*STATED GOAL*: Do any lines in the data below contain "требованиям"? If so, copy every one of them.

*RECORDS PROVIDED*:

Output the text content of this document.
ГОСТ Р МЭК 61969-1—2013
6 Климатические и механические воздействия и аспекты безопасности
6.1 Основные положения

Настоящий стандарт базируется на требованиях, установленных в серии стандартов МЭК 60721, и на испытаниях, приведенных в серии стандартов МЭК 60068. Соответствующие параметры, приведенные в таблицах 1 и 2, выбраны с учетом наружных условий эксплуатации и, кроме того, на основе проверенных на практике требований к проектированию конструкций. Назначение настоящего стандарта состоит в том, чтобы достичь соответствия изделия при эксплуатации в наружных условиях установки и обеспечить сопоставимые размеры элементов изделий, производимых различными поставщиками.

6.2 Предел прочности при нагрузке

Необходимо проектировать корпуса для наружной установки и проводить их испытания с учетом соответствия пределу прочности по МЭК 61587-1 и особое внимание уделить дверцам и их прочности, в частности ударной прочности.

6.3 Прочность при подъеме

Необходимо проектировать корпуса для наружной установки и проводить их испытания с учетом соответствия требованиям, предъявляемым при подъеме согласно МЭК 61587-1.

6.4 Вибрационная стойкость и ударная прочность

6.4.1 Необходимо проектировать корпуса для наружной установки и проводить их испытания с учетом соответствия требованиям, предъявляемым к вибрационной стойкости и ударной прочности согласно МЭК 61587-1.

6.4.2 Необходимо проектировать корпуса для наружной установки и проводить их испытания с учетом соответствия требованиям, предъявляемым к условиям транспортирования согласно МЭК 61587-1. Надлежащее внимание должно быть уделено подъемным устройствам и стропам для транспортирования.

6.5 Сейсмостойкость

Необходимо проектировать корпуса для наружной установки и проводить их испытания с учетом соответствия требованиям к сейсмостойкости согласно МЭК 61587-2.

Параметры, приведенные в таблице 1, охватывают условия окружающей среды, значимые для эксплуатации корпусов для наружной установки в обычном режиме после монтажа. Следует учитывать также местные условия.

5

*OUTPUT FOR THIS TASK*:
Необходимо проектировать корпуса для наружной установки и проводить их испытания с учетом соответствия требованиям, предъявляемым при подъеме согласно МЭК 61587-1.
6.4.1 Необходимо проектировать корпуса для наружной установки и проводить их испытания с учетом соответствия требованиям, предъявляемым к вибрационной стойкости и ударной прочности согласно МЭК 61587-1.
6.4.2 Необходимо проектировать корпуса для наружной установки и проводить их испытания с учетом соответствия требованиям, предъявляемым к условиям транспортирования согласно МЭК 61587-1. Надлежащее внимание должно быть уделено подъемным устройствам и стропам для транспортирования.
Необходимо проектировать корпуса для наружной установки и проводить их испытания с учетом соответствия требованиям к сейсмостойкости согласно МЭК 61587-2.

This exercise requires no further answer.